- [Instruction 1]: Reproduce the Budapest pastry article word for word.
- [Instruction 2]: Rewrite the rows with every "Büro" changed to "Office" and nothing else altered. Begin at the first row, stop after the line that contains "list each element", and return only those lines.

- [Document passage]:
........

BUDAPEST — At one time, a typical afternoon in this city might require an hour spent at a cukraszda (cafe) sipping coffee over decadent, mile-high cakes or sticky, sweet strudel. While pastry consumption has become less of a ritual, the dozens of cukraszdas that line Budapest streets have not disappeared, and neither has the carefully crafted artistry of Hungarian pastries. The clientele has shifted from the masses to older women keeping this sweet tradition going and tourists in search of local flavor.
The Danube River divides Budapest into Buda and Pest, both sprinkled with famous pastry shops dating to the early 19th century. Buda is the older side, with views of the Danube from a picturesque hill; Pest is modern, hip, and cosmopolitan. A plethora of cukraszdas on both sides showcase extravagant and very traditional cakes in glass cases. You want to look at the entire case before you decide.
The first stop on our self-guided pastry tour of Pest is Molnar’s Kurtoskalacs Bakery. Kurtoskalacs — also called chimney cake for its long, hollow, cylindrical shape — are actually from Transylvania, from a time when Romania included a large Hungarian population. The confection is available at street carts around the city, but Hungarians consider Molnar’s the best. Through the window, passersby can peer at a young baker rolling out dough for kurtoskalac, which is somewhat reminiscent of a less sweet doughnut with a crispy shell and a soft, doughy center. The baker slices the rolled dough into strips and wraps them around a wooden dowel to bake for a few minutes. Once they emerge, she rolls the pastries in toppings such as chopped walnuts, coconut, or the most popular, cinnamon-sugar. The strips pull apart, making it easy to share.

........

- [Extracted entries]:
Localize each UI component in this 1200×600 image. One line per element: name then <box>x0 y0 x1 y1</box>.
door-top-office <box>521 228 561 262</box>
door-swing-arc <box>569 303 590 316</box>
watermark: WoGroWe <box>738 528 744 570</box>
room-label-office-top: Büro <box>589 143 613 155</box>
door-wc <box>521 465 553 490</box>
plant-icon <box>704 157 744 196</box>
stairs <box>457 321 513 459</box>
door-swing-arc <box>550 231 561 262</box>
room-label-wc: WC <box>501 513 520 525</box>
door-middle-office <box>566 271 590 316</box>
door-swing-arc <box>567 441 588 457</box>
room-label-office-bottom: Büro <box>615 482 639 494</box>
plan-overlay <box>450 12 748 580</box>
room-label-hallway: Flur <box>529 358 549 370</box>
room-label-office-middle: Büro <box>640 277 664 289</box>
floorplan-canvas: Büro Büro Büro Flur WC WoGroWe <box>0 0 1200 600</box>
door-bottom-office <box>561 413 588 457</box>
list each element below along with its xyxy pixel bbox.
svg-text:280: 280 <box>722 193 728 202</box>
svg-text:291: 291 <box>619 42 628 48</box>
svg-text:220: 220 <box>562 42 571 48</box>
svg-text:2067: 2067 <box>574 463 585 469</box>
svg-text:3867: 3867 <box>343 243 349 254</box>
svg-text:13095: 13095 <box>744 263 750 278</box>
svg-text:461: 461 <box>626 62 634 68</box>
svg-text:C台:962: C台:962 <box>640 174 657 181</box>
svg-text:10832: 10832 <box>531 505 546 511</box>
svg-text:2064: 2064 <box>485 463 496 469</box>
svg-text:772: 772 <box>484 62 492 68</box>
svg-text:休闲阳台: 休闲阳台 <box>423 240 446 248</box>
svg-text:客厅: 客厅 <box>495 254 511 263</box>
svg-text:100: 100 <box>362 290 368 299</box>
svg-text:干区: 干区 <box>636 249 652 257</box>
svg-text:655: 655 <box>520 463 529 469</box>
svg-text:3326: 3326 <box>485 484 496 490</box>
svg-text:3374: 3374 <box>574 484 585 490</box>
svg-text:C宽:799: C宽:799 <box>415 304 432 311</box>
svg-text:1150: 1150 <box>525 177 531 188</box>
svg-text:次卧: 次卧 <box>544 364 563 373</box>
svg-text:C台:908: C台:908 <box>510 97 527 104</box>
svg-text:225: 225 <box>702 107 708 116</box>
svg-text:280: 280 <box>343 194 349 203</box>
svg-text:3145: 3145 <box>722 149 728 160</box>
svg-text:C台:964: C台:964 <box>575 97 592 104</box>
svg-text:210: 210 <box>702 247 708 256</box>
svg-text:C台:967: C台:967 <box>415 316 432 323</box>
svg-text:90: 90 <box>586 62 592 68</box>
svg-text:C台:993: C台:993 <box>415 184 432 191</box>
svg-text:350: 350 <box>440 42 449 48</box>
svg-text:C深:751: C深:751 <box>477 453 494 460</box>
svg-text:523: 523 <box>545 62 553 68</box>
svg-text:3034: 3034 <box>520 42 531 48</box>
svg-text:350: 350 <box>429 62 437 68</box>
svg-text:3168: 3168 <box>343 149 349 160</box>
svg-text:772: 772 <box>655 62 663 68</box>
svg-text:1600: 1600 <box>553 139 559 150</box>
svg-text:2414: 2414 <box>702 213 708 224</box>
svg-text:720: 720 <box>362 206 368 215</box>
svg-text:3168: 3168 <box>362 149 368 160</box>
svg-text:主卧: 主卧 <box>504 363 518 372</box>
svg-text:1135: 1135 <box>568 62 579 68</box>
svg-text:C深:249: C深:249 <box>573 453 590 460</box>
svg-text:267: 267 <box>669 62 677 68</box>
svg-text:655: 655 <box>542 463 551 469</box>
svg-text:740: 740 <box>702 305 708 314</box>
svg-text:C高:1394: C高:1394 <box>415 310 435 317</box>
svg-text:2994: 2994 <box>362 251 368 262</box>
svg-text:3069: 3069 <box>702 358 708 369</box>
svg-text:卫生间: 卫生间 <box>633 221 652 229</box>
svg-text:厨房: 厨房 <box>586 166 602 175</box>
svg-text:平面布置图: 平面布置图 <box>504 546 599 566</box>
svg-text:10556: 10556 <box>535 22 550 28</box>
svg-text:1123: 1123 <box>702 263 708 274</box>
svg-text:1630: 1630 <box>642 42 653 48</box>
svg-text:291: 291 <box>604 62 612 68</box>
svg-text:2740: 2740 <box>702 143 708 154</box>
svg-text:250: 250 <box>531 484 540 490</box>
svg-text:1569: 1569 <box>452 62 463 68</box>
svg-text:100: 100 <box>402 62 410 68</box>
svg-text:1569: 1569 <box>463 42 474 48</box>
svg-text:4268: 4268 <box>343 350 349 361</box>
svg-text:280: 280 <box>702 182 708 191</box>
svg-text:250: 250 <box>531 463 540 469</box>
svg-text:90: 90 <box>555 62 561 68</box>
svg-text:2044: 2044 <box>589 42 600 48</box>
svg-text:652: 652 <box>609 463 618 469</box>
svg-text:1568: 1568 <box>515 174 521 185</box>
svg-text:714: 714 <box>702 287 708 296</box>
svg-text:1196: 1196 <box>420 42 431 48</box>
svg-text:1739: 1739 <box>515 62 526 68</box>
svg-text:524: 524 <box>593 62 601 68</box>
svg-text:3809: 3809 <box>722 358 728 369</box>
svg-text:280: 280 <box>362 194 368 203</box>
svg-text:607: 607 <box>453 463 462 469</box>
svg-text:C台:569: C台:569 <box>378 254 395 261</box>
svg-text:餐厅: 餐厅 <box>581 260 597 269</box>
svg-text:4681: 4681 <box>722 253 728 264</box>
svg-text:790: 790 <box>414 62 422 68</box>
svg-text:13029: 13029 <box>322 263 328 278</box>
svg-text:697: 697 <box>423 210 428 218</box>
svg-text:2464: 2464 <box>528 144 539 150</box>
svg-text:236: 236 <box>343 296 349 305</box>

........

- [Final result 1]:
BUDAPEST — At one time, a typical afternoon in this city might require an hour spent at a cukraszda (cafe) sipping coffee over decadent, mile-high cakes or sticky, sweet strudel. While pastry consumption has become less of a ritual, the dozens of cukraszdas that line Budapest streets have not disappeared, and neither has the carefully crafted artistry of Hungarian pastries. The clientele has shifted from the masses to older women keeping this sweet tradition going and tourists in search of local flavor.
The Danube River divides Budapest into Buda and Pest, both sprinkled with famous pastry shops dating to the early 19th century. Buda is the older side, with views of the Danube from a picturesque hill; Pest is modern, hip, and cosmopolitan. A plethora of cukraszdas on both sides showcase extravagant and very traditional cakes in glass cases. You want to look at the entire case before you decide.
The first stop on our self-guided pastry tour of Pest is Molnar’s Kurtoskalacs Bakery. Kurtoskalacs — also called chimney cake for its long, hollow, cylindrical shape — are actually from Transylvania, from a time when Romania included a large Hungarian population. The confection is available at street carts around the city, but Hungarians consider Molnar’s the best. Through the window, passersby can peer at a young baker rolling out dough for kurtoskalac, which is somewhat reminiscent of a less sweet doughnut with a crispy shell and a soft, doughy center. The baker slices the rolled dough into strips and wraps them around a wooden dowel to bake for a few minutes. Once they emerge, she rolls the pastries in toppings such as chopped walnuts, coconut, or the most popular, cinnamon-sugar. The strips pull apart, making it easy to share.

- [Final result 2]:
Localize each UI component in this 1200×600 image. One line per element: name then <box>x0 y0 x1 y1</box>.
door-top-office <box>521 228 561 262</box>
door-swing-arc <box>569 303 590 316</box>
watermark: WoGroWe <box>738 528 744 570</box>
room-label-office-top: Office <box>589 143 613 155</box>
door-wc <box>521 465 553 490</box>
plant-icon <box>704 157 744 196</box>
stairs <box>457 321 513 459</box>
door-swing-arc <box>550 231 561 262</box>
room-label-wc: WC <box>501 513 520 525</box>
door-middle-office <box>566 271 590 316</box>
door-swing-arc <box>567 441 588 457</box>
room-label-office-bottom: Office <box>615 482 639 494</box>
plan-overlay <box>450 12 748 580</box>
room-label-hallway: Flur <box>529 358 549 370</box>
room-label-office-middle: Office <box>640 277 664 289</box>
floorplan-canvas: Office Office Office Flur WC WoGroWe <box>0 0 1200 600</box>
door-bottom-office <box>561 413 588 457</box>
list each element below along with its xyxy pixel bbox.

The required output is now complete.